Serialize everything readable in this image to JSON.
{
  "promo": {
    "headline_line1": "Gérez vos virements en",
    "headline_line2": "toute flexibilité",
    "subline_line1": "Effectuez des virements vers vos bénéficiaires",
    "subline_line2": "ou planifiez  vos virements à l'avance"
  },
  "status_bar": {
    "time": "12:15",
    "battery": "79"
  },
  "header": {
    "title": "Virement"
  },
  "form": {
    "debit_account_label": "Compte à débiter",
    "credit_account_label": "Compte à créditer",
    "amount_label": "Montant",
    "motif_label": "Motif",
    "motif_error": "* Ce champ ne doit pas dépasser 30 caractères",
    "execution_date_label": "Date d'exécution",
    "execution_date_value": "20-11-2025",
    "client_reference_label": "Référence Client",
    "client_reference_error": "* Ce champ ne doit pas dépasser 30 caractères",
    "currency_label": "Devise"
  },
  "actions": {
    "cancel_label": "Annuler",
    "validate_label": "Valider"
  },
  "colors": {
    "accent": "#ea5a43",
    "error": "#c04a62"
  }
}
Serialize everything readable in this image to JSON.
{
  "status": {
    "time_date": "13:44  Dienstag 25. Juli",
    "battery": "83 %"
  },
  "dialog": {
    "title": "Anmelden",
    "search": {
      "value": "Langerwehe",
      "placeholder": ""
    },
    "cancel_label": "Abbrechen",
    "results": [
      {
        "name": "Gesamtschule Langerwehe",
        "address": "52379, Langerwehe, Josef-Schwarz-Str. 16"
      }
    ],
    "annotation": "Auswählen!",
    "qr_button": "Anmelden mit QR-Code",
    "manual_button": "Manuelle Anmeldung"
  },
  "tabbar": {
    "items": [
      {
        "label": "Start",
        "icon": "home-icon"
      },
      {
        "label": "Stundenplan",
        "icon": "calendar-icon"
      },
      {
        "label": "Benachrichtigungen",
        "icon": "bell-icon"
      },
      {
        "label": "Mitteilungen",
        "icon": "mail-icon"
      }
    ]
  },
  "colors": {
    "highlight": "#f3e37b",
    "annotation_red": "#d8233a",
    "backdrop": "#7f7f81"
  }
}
-.-.-
## Task goal
Return every line of the material exactly.

## Response to the exercise
Serialize everything readable in this image to JSON.
{
  "promo": {
    "headline_line1": "Gérez vos virements en",
    "headline_line2": "toute flexibilité",
    "subline_line1": "Effectuez des virements vers vos bénéficiaires",
    "subline_line2": "ou planifiez  vos virements à l'avance"
  },
  "status_bar": {
    "time": "12:15",
    "battery": "79"
  },
  "header": {
    "title": "Virement"
  },
  "form": {
    "debit_account_label": "Compte à débiter",
    "credit_account_label": "Compte à créditer",
    "amount_label": "Montant",
    "motif_label": "Motif",
    "motif_error": "* Ce champ ne doit pas dépasser 30 caractères",
    "execution_date_label": "Date d'exécution",
    "execution_date_value": "20-11-2025",
    "client_reference_label": "Référence Client",
    "client_reference_error": "* Ce champ ne doit pas dépasser 30 caractères",
    "currency_label": "Devise"
  },
  "actions": {
    "cancel_label": "Annuler",
    "validate_label": "Valider"
  },
  "colors": {
    "accent": "#ea5a43",
    "error": "#c04a62"
  }
}
Serialize everything readable in this image to JSON.
{
  "status": {
    "time_date": "13:44  Dienstag 25. Juli",
    "battery": "83 %"
  },
  "dialog": {
    "title": "Anmelden",
    "search": {
      "value": "Langerwehe",
      "placeholder": ""
    },
    "cancel_label": "Abbrechen",
    "results": [
      {
        "name": "Gesamtschule Langerwehe",
        "address": "52379, Langerwehe, Josef-Schwarz-Str. 16"
      }
    ],
    "annotation": "Auswählen!",
    "qr_button": "Anmelden mit QR-Code",
    "manual_button": "Manuelle Anmeldung"
  },
  "tabbar": {
    "items": [
      {
        "label": "Start",
        "icon": "home-icon"
      },
      {
        "label": "Stundenplan",
        "icon": "calendar-icon"
      },
      {
        "label": "Benachrichtigungen",
        "icon": "bell-icon"
      },
      {
        "label": "Mitteilungen",
        "icon": "mail-icon"
      }
    ]
  },
  "colors": {
    "highlight": "#f3e37b",
    "annotation_red": "#d8233a",
    "backdrop": "#7f7f81"
  }
}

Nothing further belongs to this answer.